### Provided data
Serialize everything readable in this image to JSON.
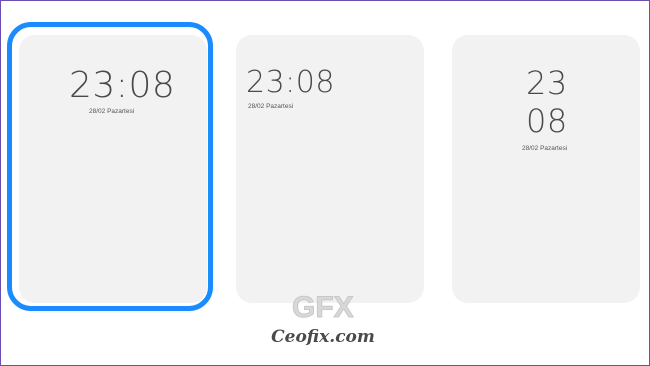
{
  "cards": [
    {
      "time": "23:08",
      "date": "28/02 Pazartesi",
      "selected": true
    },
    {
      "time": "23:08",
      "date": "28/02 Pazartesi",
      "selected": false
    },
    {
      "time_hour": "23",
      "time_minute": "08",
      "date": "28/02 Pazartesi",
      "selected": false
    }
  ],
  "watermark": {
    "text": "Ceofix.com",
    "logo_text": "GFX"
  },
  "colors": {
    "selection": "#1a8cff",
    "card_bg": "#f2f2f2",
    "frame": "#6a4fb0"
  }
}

### Your objective
Quote the data above in full, leaving out the pictures it holds.

### Worked answer
Serialize everything readable in this image to JSON.
{
  "cards": [
    {
      "time": "23:08",
      "date": "28/02 Pazartesi",
      "selected": true
    },
    {
      "time": "23:08",
      "date": "28/02 Pazartesi",
      "selected": false
    },
    {
      "time_hour": "23",
      "time_minute": "08",
      "date": "28/02 Pazartesi",
      "selected": false
    }
  ],
  "watermark": {
    "text": "Ceofix.com",
    "logo_text": "GFX"
  },
  "colors": {
    "selection": "#1a8cff",
    "card_bg": "#f2f2f2",
    "frame": "#6a4fb0"
  }
}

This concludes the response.